Stated exercise: Lines containing the string "Volume" are to be counted; report the number and nothing more.

Exercise input:

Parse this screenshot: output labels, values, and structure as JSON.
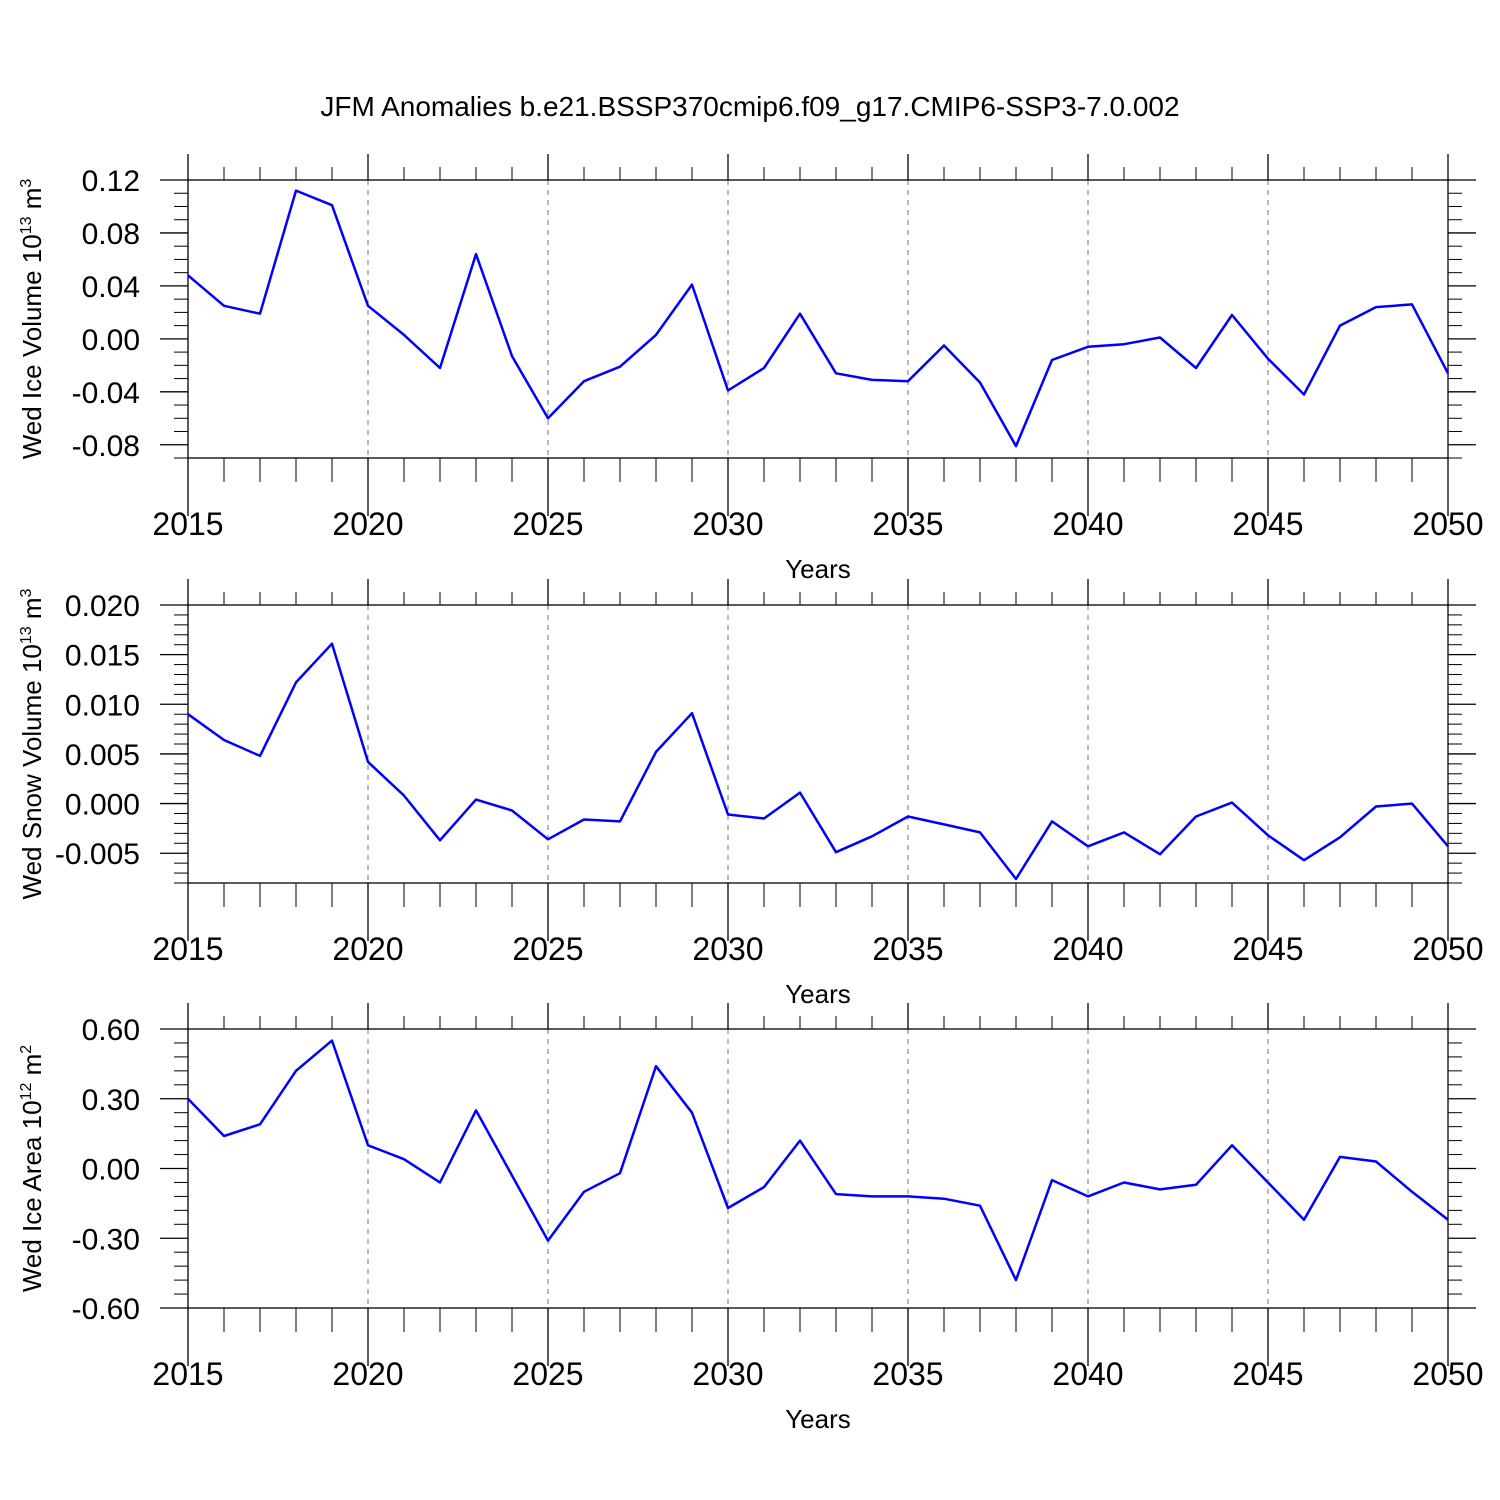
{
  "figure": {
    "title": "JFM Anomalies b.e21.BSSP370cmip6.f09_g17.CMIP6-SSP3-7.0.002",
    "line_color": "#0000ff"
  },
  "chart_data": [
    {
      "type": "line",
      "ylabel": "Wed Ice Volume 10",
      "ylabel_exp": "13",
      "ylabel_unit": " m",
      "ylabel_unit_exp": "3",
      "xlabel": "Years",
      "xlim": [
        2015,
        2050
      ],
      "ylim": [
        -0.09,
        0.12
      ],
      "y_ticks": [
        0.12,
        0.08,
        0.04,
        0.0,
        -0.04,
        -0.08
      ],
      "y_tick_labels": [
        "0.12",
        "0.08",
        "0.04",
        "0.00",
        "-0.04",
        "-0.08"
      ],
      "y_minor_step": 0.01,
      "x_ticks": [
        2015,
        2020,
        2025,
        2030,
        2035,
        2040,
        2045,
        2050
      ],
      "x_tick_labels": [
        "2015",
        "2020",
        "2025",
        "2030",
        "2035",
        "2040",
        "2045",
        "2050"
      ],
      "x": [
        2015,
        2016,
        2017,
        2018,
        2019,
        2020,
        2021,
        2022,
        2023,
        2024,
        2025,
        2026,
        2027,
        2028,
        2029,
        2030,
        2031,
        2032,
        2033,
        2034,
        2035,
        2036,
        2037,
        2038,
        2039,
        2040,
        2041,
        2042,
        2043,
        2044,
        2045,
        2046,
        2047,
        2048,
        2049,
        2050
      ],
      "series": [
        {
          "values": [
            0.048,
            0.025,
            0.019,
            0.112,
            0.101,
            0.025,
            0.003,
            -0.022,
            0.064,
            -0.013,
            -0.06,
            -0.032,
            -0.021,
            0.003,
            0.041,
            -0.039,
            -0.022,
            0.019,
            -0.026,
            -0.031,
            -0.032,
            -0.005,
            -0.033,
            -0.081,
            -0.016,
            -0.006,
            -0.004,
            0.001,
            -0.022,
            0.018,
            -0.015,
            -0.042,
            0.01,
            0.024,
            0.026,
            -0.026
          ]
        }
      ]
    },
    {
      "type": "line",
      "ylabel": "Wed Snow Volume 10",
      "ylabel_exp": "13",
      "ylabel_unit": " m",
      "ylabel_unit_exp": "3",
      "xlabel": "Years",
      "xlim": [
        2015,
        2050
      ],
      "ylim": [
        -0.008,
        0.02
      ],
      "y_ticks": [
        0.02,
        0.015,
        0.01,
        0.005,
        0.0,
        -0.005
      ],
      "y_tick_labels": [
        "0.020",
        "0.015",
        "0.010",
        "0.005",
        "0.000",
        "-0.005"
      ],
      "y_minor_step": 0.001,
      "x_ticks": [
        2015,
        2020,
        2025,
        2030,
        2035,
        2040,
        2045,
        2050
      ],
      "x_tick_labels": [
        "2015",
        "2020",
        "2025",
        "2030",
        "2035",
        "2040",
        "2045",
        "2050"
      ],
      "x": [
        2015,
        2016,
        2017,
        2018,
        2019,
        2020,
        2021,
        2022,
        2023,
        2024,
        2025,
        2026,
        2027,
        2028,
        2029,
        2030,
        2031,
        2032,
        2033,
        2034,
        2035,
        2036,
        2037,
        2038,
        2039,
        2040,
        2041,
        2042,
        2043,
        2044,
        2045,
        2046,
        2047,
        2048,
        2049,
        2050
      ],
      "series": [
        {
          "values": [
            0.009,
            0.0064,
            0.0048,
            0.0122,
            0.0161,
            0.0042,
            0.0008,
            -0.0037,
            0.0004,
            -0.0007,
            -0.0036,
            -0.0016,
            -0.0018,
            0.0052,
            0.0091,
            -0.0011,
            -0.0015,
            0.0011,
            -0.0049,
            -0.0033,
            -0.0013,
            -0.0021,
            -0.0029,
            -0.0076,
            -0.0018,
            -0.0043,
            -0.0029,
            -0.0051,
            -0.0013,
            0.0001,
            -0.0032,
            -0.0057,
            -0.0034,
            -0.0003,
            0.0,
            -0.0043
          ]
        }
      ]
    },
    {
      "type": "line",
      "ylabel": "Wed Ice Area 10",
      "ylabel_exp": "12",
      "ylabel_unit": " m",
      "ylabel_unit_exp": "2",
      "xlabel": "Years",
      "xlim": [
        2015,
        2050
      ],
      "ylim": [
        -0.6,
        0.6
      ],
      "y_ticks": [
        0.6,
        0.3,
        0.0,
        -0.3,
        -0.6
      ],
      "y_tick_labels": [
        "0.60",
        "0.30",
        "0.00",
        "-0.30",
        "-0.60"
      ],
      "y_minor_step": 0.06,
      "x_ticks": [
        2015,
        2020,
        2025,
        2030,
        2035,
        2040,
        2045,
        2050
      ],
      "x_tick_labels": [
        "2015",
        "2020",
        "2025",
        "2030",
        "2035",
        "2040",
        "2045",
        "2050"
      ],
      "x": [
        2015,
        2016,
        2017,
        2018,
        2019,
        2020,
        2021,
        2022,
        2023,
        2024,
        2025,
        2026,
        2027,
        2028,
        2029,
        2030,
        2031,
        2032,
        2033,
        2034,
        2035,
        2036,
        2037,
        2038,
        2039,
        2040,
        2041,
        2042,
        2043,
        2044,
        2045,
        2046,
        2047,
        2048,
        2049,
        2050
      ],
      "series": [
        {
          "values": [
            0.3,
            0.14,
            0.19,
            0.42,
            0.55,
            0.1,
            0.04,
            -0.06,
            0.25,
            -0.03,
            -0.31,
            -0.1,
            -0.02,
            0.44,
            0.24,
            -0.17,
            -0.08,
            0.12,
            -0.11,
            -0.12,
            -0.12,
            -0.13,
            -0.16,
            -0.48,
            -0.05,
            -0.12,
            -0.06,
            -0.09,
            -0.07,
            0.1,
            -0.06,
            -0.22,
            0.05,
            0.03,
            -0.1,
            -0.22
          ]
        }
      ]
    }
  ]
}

Response to this exercise: 2